*Task statement*
Below are some records; return each one exactly.

┌─ Given data

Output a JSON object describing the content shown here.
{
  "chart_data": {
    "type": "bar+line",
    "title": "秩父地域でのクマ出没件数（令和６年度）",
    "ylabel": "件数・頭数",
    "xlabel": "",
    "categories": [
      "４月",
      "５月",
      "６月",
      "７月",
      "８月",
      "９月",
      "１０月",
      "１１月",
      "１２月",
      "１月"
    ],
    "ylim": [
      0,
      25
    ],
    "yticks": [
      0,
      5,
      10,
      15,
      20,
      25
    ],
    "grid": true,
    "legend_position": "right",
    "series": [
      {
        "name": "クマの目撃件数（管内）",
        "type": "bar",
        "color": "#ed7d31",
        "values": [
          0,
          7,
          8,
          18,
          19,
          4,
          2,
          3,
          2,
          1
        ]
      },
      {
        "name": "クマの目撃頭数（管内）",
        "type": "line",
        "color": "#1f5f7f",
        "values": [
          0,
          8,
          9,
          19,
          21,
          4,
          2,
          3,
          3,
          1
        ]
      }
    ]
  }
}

└─

*Result of the exercise*
Output a JSON object describing the content shown here.
{
  "chart_data": {
    "type": "bar+line",
    "title": "秩父地域でのクマ出没件数（令和６年度）",
    "ylabel": "件数・頭数",
    "xlabel": "",
    "categories": [
      "４月",
      "５月",
      "６月",
      "７月",
      "８月",
      "９月",
      "１０月",
      "１１月",
      "１２月",
      "１月"
    ],
    "ylim": [
      0,
      25
    ],
    "yticks": [
      0,
      5,
      10,
      15,
      20,
      25
    ],
    "grid": true,
    "legend_position": "right",
    "series": [
      {
        "name": "クマの目撃件数（管内）",
        "type": "bar",
        "color": "#ed7d31",
        "values": [
          0,
          7,
          8,
          18,
          19,
          4,
          2,
          3,
          2,
          1
        ]
      },
      {
        "name": "クマの目撃頭数（管内）",
        "type": "line",
        "color": "#1f5f7f",
        "values": [
          0,
          8,
          9,
          19,
          21,
          4,
          2,
          3,
          3,
          1
        ]
      }
    ]
  }
}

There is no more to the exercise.